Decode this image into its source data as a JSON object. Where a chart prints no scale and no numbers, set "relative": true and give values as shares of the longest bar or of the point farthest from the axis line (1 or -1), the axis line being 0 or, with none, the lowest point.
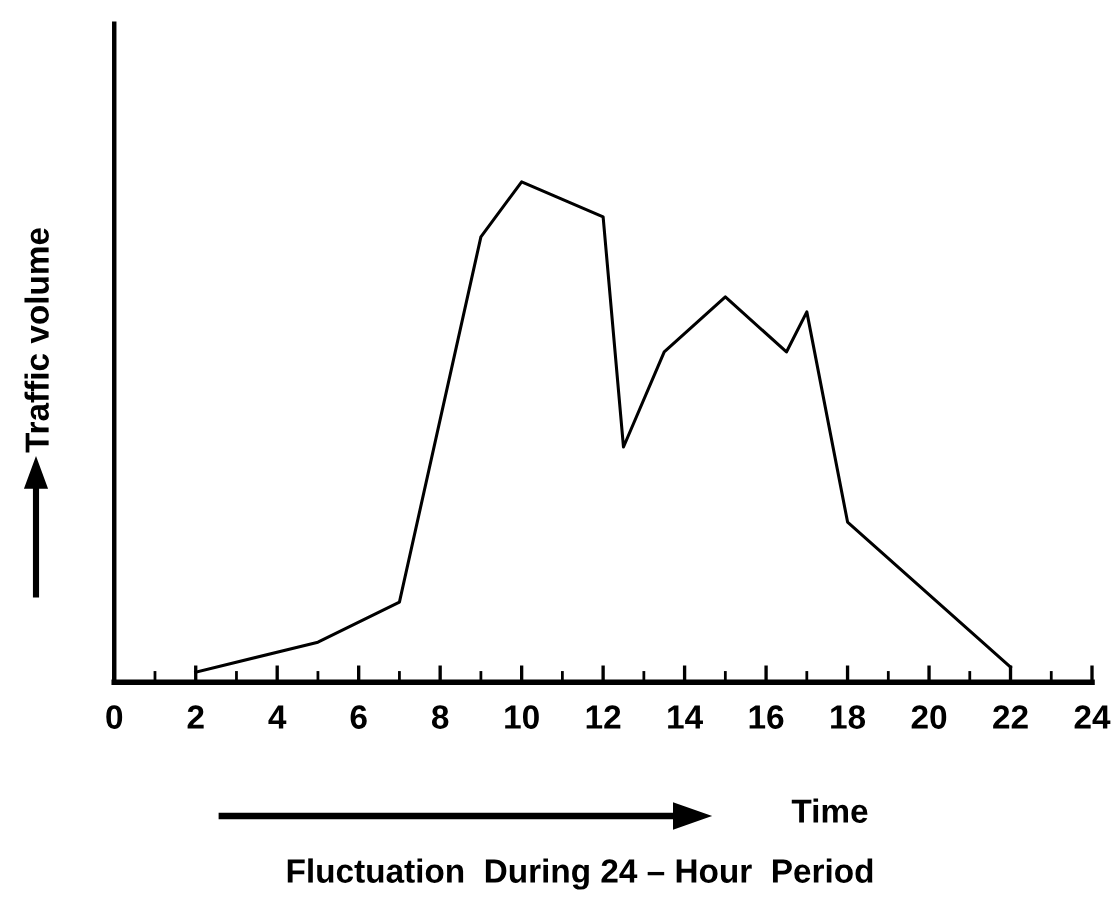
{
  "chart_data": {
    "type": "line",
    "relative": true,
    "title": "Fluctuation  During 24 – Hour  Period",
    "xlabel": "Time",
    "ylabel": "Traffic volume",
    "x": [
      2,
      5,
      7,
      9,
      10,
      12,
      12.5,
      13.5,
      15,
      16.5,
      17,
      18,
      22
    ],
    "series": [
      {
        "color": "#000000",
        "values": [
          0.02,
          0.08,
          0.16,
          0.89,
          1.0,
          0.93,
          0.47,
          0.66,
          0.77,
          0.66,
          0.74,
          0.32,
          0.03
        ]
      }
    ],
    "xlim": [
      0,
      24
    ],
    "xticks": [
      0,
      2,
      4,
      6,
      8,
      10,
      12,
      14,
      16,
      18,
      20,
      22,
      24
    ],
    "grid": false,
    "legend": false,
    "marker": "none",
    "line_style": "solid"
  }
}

##########

(Task directions)
Without the pictures, print the whole listing exactly as given.

(The solution)
Decode this image into its source data as a JSON object. Where a chart prints no scale and no numbers, set "relative": true and give values as shares of the longest bar or of the point farthest from the axis line (1 or -1), the axis line being 0 or, with none, the lowest point.
{
  "chart_data": {
    "type": "line",
    "relative": true,
    "title": "Fluctuation  During 24 – Hour  Period",
    "xlabel": "Time",
    "ylabel": "Traffic volume",
    "x": [
      2,
      5,
      7,
      9,
      10,
      12,
      12.5,
      13.5,
      15,
      16.5,
      17,
      18,
      22
    ],
    "series": [
      {
        "color": "#000000",
        "values": [
          0.02,
          0.08,
          0.16,
          0.89,
          1.0,
          0.93,
          0.47,
          0.66,
          0.77,
          0.66,
          0.74,
          0.32,
          0.03
        ]
      }
    ],
    "xlim": [
      0,
      24
    ],
    "xticks": [
      0,
      2,
      4,
      6,
      8,
      10,
      12,
      14,
      16,
      18,
      20,
      22,
      24
    ],
    "grid": false,
    "legend": false,
    "marker": "none",
    "line_style": "solid"
  }
}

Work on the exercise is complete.